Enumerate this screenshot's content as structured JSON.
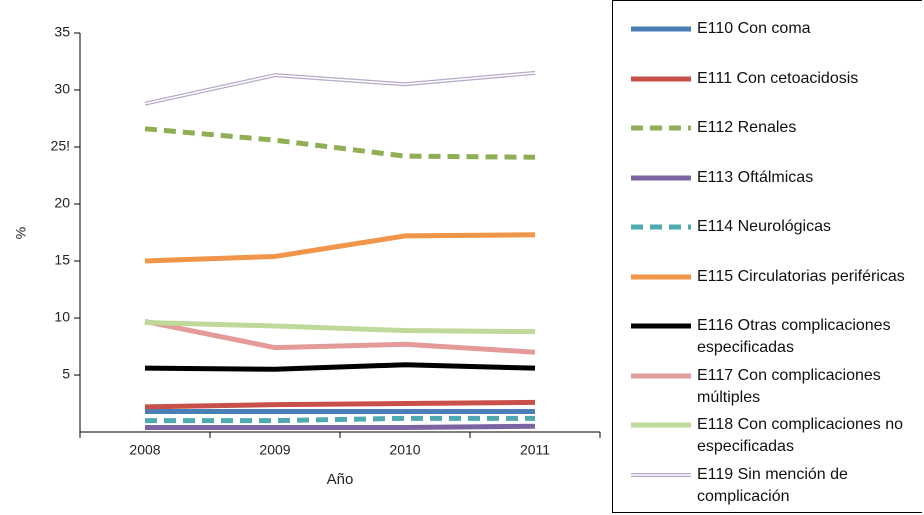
{
  "chart_data": {
    "type": "line",
    "categories": [
      "2008",
      "2009",
      "2010",
      "2011"
    ],
    "x_label": "Año",
    "y_label": "%",
    "ylim": [
      0,
      35
    ],
    "yticks": [
      5,
      10,
      15,
      20,
      {
        "value": 25,
        "label": "25!"
      },
      30,
      35
    ],
    "series": [
      {
        "name": "E110 Con coma",
        "color": "#4a7fb5",
        "values": [
          1.8,
          1.8,
          1.8,
          1.8
        ]
      },
      {
        "name": "E111 Con cetoacidosis",
        "color": "#c8504a",
        "values": [
          2.2,
          2.4,
          2.5,
          2.6
        ]
      },
      {
        "name": "E112 Renales",
        "color": "#8fae55",
        "dashed": true,
        "values": [
          26.6,
          25.6,
          24.2,
          24.1
        ]
      },
      {
        "name": "E113 Oftálmicas",
        "color": "#7b64a3",
        "values": [
          0.4,
          0.4,
          0.4,
          0.5
        ]
      },
      {
        "name": "E114 Neurológicas",
        "color": "#4fa9b3",
        "dashed": true,
        "values": [
          1.0,
          1.0,
          1.2,
          1.2
        ]
      },
      {
        "name": "E115 Circulatorias periféricas",
        "color": "#f0954a",
        "values": [
          15.0,
          15.4,
          17.2,
          17.3
        ]
      },
      {
        "name": "E116 Otras complicaciones especificadas",
        "color": "#000000",
        "values": [
          5.6,
          5.5,
          5.9,
          5.6
        ]
      },
      {
        "name": "E117 Con complicaciones múltiples",
        "color": "#e39a98",
        "values": [
          9.7,
          7.4,
          7.7,
          7.0
        ]
      },
      {
        "name": "E118 Con complicaciones no especificadas",
        "color": "#bfd99a",
        "values": [
          9.6,
          9.3,
          8.9,
          8.8
        ]
      },
      {
        "name": "E119 Sin mención de complicación",
        "color": "#b8a9cc",
        "double": true,
        "values": [
          28.8,
          31.3,
          30.5,
          31.5
        ]
      }
    ]
  }
}
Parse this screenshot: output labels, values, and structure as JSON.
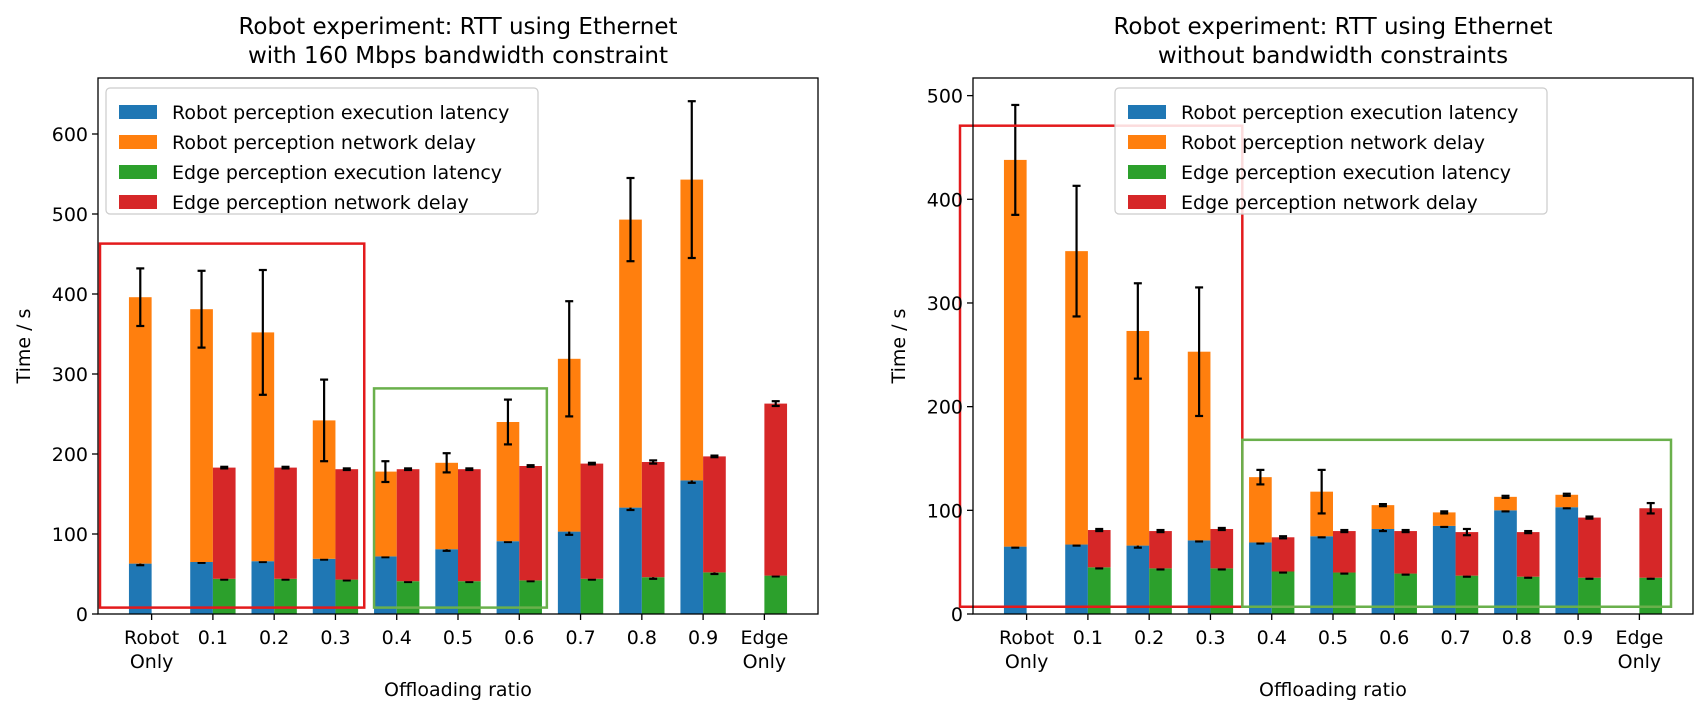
{
  "chart_data": [
    {
      "type": "bar",
      "title": "Robot experiment: RTT using Ethernet\nwith 160 Mbps bandwidth constraint",
      "xlabel": "Offloading ratio",
      "ylabel": "Time / s",
      "ylim": [
        0,
        670
      ],
      "yticks": [
        0,
        100,
        200,
        300,
        400,
        500,
        600
      ],
      "categories": [
        "Robot\nOnly",
        "0.1",
        "0.2",
        "0.3",
        "0.4",
        "0.5",
        "0.6",
        "0.7",
        "0.8",
        "0.9",
        "Edge\nOnly"
      ],
      "legend_position": "upper-left",
      "grid": false,
      "series": [
        {
          "name": "Robot perception execution latency",
          "color": "#1f77b4",
          "stack": "robot",
          "values": [
            63,
            65,
            66,
            69,
            72,
            81,
            91,
            103,
            133,
            167,
            null
          ],
          "errors": [
            2,
            1,
            1,
            1,
            1,
            2,
            1,
            4,
            3,
            3,
            null
          ]
        },
        {
          "name": "Robot perception network delay",
          "color": "#ff7f0e",
          "stack": "robot",
          "values": [
            333,
            316,
            286,
            173,
            106,
            108,
            149,
            216,
            360,
            376,
            null
          ],
          "errors": [
            36,
            48,
            78,
            51,
            13,
            12,
            28,
            72,
            52,
            98,
            null
          ]
        },
        {
          "name": "Edge perception execution latency",
          "color": "#2ca02c",
          "stack": "edge",
          "values": [
            null,
            44,
            44,
            43,
            41,
            41,
            42,
            44,
            46,
            52,
            48
          ],
          "errors": [
            null,
            1,
            1,
            1,
            1,
            1,
            1,
            1,
            2,
            2,
            1
          ]
        },
        {
          "name": "Edge perception network delay",
          "color": "#d62728",
          "stack": "edge",
          "values": [
            null,
            139,
            139,
            138,
            140,
            140,
            143,
            144,
            144,
            145,
            215
          ],
          "errors": [
            null,
            1,
            1,
            1,
            1,
            1,
            1,
            1,
            2,
            1,
            3
          ]
        }
      ],
      "highlight_boxes": [
        {
          "color": "#e31a1c",
          "from_category": 0,
          "to_category": 3,
          "y_range": [
            8,
            463
          ]
        },
        {
          "color": "#6ab04c",
          "from_category": 4,
          "to_category": 6,
          "y_range": [
            8,
            282
          ]
        }
      ]
    },
    {
      "type": "bar",
      "title": "Robot experiment: RTT using Ethernet\nwithout bandwidth constraints",
      "xlabel": "Offloading ratio",
      "ylabel": "Time / s",
      "ylim": [
        0,
        517
      ],
      "yticks": [
        0,
        100,
        200,
        300,
        400,
        500
      ],
      "categories": [
        "Robot\nOnly",
        "0.1",
        "0.2",
        "0.3",
        "0.4",
        "0.5",
        "0.6",
        "0.7",
        "0.8",
        "0.9",
        "Edge\nOnly"
      ],
      "legend_position": "upper-center",
      "grid": false,
      "series": [
        {
          "name": "Robot perception execution latency",
          "color": "#1f77b4",
          "stack": "robot",
          "values": [
            65,
            67,
            66,
            71,
            69,
            75,
            82,
            85,
            100,
            103,
            null
          ],
          "errors": [
            1,
            1,
            2,
            1,
            1,
            1,
            2,
            1,
            1,
            1,
            null
          ]
        },
        {
          "name": "Robot perception network delay",
          "color": "#ff7f0e",
          "stack": "robot",
          "values": [
            373,
            283,
            207,
            182,
            63,
            43,
            23,
            13,
            13,
            12,
            null
          ],
          "errors": [
            53,
            63,
            46,
            62,
            7,
            21,
            1,
            1,
            1,
            1,
            null
          ]
        },
        {
          "name": "Edge perception execution latency",
          "color": "#2ca02c",
          "stack": "edge",
          "values": [
            null,
            45,
            44,
            44,
            41,
            40,
            39,
            37,
            36,
            35,
            35
          ],
          "errors": [
            null,
            1,
            1,
            1,
            1,
            1,
            1,
            1,
            1,
            1,
            1
          ]
        },
        {
          "name": "Edge perception network delay",
          "color": "#d62728",
          "stack": "edge",
          "values": [
            null,
            36,
            36,
            38,
            33,
            40,
            41,
            42,
            43,
            58,
            67
          ],
          "errors": [
            null,
            1,
            1,
            1,
            1,
            1,
            1,
            3,
            1,
            1,
            5
          ]
        }
      ],
      "highlight_boxes": [
        {
          "color": "#e31a1c",
          "from_category": 0,
          "to_category": 3,
          "y_range": [
            7,
            471
          ]
        },
        {
          "color": "#6ab04c",
          "from_category": 4,
          "to_category": 10,
          "y_range": [
            7,
            168
          ]
        }
      ]
    }
  ]
}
*-*-*
**EXERCISE GOAL:**
Repeat all of the records verbatim, leaving out the pictures.

**FINISHED EXERCISE:**
Enumerate this screenshot's content as structured JSON.
{
  "chart_data": {
    "type": "line",
    "categories": [
      "2008",
      "2009",
      "2010",
      "2011"
    ],
    "x_label": "Año",
    "y_label": "%",
    "ylim": [
      0,
      35
    ],
    "yticks": [
      5,
      10,
      15,
      20,
      {
        "value": 25,
        "label": "25!"
      },
      30,
      35
    ],
    "series": [
      {
        "name": "E110 Con coma",
        "color": "#4a7fb5",
        "values": [
          1.8,
          1.8,
          1.8,
          1.8
        ]
      },
      {
        "name": "E111 Con cetoacidosis",
        "color": "#c8504a",
        "values": [
          2.2,
          2.4,
          2.5,
          2.6
        ]
      },
      {
        "name": "E112 Renales",
        "color": "#8fae55",
        "dashed": true,
        "values": [
          26.6,
          25.6,
          24.2,
          24.1
        ]
      },
      {
        "name": "E113 Oftálmicas",
        "color": "#7b64a3",
        "values": [
          0.4,
          0.4,
          0.4,
          0.5
        ]
      },
      {
        "name": "E114 Neurológicas",
        "color": "#4fa9b3",
        "dashed": true,
        "values": [
          1.0,
          1.0,
          1.2,
          1.2
        ]
      },
      {
        "name": "E115 Circulatorias periféricas",
        "color": "#f0954a",
        "values": [
          15.0,
          15.4,
          17.2,
          17.3
        ]
      },
      {
        "name": "E116 Otras complicaciones especificadas",
        "color": "#000000",
        "values": [
          5.6,
          5.5,
          5.9,
          5.6
        ]
      },
      {
        "name": "E117 Con complicaciones múltiples",
        "color": "#e39a98",
        "values": [
          9.7,
          7.4,
          7.7,
          7.0
        ]
      },
      {
        "name": "E118 Con complicaciones no especificadas",
        "color": "#bfd99a",
        "values": [
          9.6,
          9.3,
          8.9,
          8.8
        ]
      },
      {
        "name": "E119 Sin mención de complicación",
        "color": "#b8a9cc",
        "double": true,
        "values": [
          28.8,
          31.3,
          30.5,
          31.5
        ]
      }
    ]
  }
}
Parse this screenshot: output labels, values, and structure as JSON.
{
  "chart_data": [
    {
      "type": "bar",
      "title": "Robot experiment: RTT using Ethernet\nwith 160 Mbps bandwidth constraint",
      "xlabel": "Offloading ratio",
      "ylabel": "Time / s",
      "ylim": [
        0,
        670
      ],
      "yticks": [
        0,
        100,
        200,
        300,
        400,
        500,
        600
      ],
      "categories": [
        "Robot\nOnly",
        "0.1",
        "0.2",
        "0.3",
        "0.4",
        "0.5",
        "0.6",
        "0.7",
        "0.8",
        "0.9",
        "Edge\nOnly"
      ],
      "legend_position": "upper-left",
      "grid": false,
      "series": [
        {
          "name": "Robot perception execution latency",
          "color": "#1f77b4",
          "stack": "robot",
          "values": [
            63,
            65,
            66,
            69,
            72,
            81,
            91,
            103,
            133,
            167,
            null
          ],
          "errors": [
            2,
            1,
            1,
            1,
            1,
            2,
            1,
            4,
            3,
            3,
            null
          ]
        },
        {
          "name": "Robot perception network delay",
          "color": "#ff7f0e",
          "stack": "robot",
          "values": [
            333,
            316,
            286,
            173,
            106,
            108,
            149,
            216,
            360,
            376,
            null
          ],
          "errors": [
            36,
            48,
            78,
            51,
            13,
            12,
            28,
            72,
            52,
            98,
            null
          ]
        },
        {
          "name": "Edge perception execution latency",
          "color": "#2ca02c",
          "stack": "edge",
          "values": [
            null,
            44,
            44,
            43,
            41,
            41,
            42,
            44,
            46,
            52,
            48
          ],
          "errors": [
            null,
            1,
            1,
            1,
            1,
            1,
            1,
            1,
            2,
            2,
            1
          ]
        },
        {
          "name": "Edge perception network delay",
          "color": "#d62728",
          "stack": "edge",
          "values": [
            null,
            139,
            139,
            138,
            140,
            140,
            143,
            144,
            144,
            145,
            215
          ],
          "errors": [
            null,
            1,
            1,
            1,
            1,
            1,
            1,
            1,
            2,
            1,
            3
          ]
        }
      ],
      "highlight_boxes": [
        {
          "color": "#e31a1c",
          "from_category": 0,
          "to_category": 3,
          "y_range": [
            8,
            463
          ]
        },
        {
          "color": "#6ab04c",
          "from_category": 4,
          "to_category": 6,
          "y_range": [
            8,
            282
          ]
        }
      ]
    },
    {
      "type": "bar",
      "title": "Robot experiment: RTT using Ethernet\nwithout bandwidth constraints",
      "xlabel": "Offloading ratio",
      "ylabel": "Time / s",
      "ylim": [
        0,
        517
      ],
      "yticks": [
        0,
        100,
        200,
        300,
        400,
        500
      ],
      "categories": [
        "Robot\nOnly",
        "0.1",
        "0.2",
        "0.3",
        "0.4",
        "0.5",
        "0.6",
        "0.7",
        "0.8",
        "0.9",
        "Edge\nOnly"
      ],
      "legend_position": "upper-center",
      "grid": false,
      "series": [
        {
          "name": "Robot perception execution latency",
          "color": "#1f77b4",
          "stack": "robot",
          "values": [
            65,
            67,
            66,
            71,
            69,
            75,
            82,
            85,
            100,
            103,
            null
          ],
          "errors": [
            1,
            1,
            2,
            1,
            1,
            1,
            2,
            1,
            1,
            1,
            null
          ]
        },
        {
          "name": "Robot perception network delay",
          "color": "#ff7f0e",
          "stack": "robot",
          "values": [
            373,
            283,
            207,
            182,
            63,
            43,
            23,
            13,
            13,
            12,
            null
          ],
          "errors": [
            53,
            63,
            46,
            62,
            7,
            21,
            1,
            1,
            1,
            1,
            null
          ]
        },
        {
          "name": "Edge perception execution latency",
          "color": "#2ca02c",
          "stack": "edge",
          "values": [
            null,
            45,
            44,
            44,
            41,
            40,
            39,
            37,
            36,
            35,
            35
          ],
          "errors": [
            null,
            1,
            1,
            1,
            1,
            1,
            1,
            1,
            1,
            1,
            1
          ]
        },
        {
          "name": "Edge perception network delay",
          "color": "#d62728",
          "stack": "edge",
          "values": [
            null,
            36,
            36,
            38,
            33,
            40,
            41,
            42,
            43,
            58,
            67
          ],
          "errors": [
            null,
            1,
            1,
            1,
            1,
            1,
            1,
            3,
            1,
            1,
            5
          ]
        }
      ],
      "highlight_boxes": [
        {
          "color": "#e31a1c",
          "from_category": 0,
          "to_category": 3,
          "y_range": [
            7,
            471
          ]
        },
        {
          "color": "#6ab04c",
          "from_category": 4,
          "to_category": 10,
          "y_range": [
            7,
            168
          ]
        }
      ]
    }
  ]
}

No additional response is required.